━━━ Records for the task ━━━
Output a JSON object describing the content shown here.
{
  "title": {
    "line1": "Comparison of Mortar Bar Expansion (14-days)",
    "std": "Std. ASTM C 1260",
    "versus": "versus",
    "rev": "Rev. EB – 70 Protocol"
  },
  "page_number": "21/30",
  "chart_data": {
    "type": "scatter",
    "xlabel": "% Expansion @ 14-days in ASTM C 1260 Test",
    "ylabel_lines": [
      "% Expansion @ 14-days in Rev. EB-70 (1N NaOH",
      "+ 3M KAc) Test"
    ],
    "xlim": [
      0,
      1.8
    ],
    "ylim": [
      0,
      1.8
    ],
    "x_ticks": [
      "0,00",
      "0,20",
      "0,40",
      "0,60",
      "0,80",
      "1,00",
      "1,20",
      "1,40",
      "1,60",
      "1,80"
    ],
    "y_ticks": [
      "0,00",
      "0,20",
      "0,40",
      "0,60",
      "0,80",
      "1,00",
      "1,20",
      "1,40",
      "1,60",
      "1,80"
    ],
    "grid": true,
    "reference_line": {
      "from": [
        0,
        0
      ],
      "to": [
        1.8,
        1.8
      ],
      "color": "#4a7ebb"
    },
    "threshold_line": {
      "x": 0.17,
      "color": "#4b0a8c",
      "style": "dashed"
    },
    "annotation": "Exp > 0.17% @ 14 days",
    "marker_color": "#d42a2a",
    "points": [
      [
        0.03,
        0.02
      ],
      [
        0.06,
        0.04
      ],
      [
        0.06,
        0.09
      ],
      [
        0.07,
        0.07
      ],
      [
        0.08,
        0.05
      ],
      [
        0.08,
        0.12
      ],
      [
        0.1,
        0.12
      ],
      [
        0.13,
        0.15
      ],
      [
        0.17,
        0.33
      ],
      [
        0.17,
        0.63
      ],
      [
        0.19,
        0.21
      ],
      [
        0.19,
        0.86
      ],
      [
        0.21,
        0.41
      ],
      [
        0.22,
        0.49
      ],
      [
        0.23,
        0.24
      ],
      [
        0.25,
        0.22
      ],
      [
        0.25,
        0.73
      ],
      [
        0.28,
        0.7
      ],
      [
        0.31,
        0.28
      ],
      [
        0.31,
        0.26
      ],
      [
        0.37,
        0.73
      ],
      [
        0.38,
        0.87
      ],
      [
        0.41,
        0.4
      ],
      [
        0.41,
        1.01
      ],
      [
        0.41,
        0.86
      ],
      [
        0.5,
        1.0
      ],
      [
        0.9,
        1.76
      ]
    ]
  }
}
━━━
Task directions: Locate all lines in the listing above with the word "Test" and copy them.

Answer below:
    "xlabel": "% Expansion @ 14-days in ASTM C 1260 Test",
      "+ 3M KAc) Test"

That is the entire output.